Provided text>

▬▬▬▬▬▬▬▬▬▬

Several data indicate that PSV may be safely and successfully used during the early phase of acute respiratory failure in most Acute Respiratory Distress Syndrome (ARDS) patients 
Figure 1 presents an overview of these ventilation modes and respective control methods.
Figure 1 - Overview of some ventilation modes and control methods
Parameters & Variables
The following basic parameters and variables are the ones that I found most used in the ventilation science.
Tidal Volume (TV)
This is the volume of air set to be delivered with each breath.
In case an ambu bag is used, the tidal volume is the volume of air that leaves the ambu bag every time it is pressed.
In an arrangement where an ambu bag is pressed by a linear actuator, the tidal volume is a function of the actuator displacement.
In ARDS, Tidal Volume is calculated by multiplying the patient’s mass (in kilograms) by a factor ranging from 4 to 8 mL/kg.
Respiratory Rate (RR)
This is how many breaths per minute are delivered to the patient.
In ARDS, this frequency varies from 8 to 40 BPM (breaths per minute).

▬▬▬▬▬▬▬▬▬▬

What you should do>
Answer these questions using the ventilation text:
1. What does Figure 1 give an overview of?
2. In ARDS, what range of factors is multiplied by the patient's mass to calculate tidal volume?
3. In ARDS, what range does the respiratory rate vary across?
The rows that come next are separate material and are unrelated to the ventilation text.

▬▬▬▬▬▬▬▬▬▬

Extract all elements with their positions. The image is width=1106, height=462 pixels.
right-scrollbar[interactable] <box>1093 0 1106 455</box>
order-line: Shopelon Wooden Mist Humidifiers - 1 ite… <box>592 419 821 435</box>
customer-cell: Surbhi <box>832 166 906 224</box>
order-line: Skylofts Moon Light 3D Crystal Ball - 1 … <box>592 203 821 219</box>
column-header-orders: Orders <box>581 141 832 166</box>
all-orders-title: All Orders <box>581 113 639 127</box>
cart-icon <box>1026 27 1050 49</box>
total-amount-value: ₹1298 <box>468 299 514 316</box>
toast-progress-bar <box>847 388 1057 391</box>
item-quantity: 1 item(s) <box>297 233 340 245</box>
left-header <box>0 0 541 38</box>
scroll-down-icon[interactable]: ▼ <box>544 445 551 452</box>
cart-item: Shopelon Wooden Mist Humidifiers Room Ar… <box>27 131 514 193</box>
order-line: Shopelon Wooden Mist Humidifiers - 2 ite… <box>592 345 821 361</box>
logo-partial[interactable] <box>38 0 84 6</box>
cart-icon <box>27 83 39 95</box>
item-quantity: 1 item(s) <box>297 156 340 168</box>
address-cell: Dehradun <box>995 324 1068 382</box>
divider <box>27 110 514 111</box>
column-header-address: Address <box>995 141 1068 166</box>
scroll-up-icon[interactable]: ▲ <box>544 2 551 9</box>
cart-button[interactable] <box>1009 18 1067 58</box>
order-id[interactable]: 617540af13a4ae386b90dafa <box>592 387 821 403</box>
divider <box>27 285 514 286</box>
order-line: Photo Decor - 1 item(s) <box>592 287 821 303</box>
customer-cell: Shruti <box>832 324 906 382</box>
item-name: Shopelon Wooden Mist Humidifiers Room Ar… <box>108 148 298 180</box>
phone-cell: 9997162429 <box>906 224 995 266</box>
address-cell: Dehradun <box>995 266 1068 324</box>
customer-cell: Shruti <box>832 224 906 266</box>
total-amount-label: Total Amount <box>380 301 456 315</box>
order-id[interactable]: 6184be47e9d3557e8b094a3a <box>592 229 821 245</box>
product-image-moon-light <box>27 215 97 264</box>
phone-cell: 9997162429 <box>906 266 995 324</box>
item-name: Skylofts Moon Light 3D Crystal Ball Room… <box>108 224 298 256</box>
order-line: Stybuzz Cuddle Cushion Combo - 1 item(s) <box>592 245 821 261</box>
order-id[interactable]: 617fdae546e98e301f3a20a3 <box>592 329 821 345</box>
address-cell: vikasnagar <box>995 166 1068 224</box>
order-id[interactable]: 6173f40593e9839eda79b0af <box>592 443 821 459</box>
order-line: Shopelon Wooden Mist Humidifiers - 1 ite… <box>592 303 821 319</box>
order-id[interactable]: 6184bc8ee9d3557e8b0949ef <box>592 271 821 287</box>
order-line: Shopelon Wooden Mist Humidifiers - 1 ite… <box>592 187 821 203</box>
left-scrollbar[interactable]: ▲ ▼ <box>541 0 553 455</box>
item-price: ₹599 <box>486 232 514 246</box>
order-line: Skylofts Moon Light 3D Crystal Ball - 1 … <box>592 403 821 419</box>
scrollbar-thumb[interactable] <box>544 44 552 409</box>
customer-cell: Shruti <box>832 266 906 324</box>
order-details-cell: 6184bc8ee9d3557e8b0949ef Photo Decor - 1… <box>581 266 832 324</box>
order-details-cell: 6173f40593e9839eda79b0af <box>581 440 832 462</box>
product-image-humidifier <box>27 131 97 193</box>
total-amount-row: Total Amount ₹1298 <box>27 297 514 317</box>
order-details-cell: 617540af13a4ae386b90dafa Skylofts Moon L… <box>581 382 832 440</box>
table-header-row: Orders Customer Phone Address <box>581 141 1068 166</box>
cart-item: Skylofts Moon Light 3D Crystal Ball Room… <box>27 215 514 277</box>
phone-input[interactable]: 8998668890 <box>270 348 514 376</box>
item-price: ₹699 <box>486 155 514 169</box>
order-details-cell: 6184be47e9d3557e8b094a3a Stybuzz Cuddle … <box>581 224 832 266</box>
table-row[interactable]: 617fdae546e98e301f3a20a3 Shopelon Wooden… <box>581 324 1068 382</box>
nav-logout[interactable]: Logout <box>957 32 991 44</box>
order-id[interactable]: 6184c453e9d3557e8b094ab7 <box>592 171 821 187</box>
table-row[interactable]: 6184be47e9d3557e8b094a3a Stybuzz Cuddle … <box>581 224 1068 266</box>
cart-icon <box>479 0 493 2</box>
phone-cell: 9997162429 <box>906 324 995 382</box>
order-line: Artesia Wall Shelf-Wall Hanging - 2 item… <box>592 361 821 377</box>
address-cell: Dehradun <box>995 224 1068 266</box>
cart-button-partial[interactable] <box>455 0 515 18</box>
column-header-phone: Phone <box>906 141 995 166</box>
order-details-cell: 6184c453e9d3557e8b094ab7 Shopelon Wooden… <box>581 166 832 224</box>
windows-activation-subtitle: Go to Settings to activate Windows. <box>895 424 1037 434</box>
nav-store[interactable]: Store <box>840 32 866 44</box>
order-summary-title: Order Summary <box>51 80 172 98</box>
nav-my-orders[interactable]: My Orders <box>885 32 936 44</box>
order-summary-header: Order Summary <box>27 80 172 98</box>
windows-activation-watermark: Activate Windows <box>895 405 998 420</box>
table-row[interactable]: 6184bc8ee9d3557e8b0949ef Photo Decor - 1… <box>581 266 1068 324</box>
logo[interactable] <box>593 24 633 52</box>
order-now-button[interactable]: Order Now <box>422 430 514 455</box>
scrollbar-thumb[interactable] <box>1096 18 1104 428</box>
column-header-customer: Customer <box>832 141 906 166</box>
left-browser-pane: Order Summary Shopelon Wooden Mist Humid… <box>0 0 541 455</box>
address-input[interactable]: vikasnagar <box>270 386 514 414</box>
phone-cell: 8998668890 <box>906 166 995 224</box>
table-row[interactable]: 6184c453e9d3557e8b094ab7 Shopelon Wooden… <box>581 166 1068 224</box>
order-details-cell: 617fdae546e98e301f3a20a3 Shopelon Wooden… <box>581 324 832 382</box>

▬▬▬▬▬▬▬▬▬▬

Response area>
1. Some ventilation modes and their control methods.
2. A factor from 4 to 8 mL/kg.
3. From 8 to 40 breaths per minute.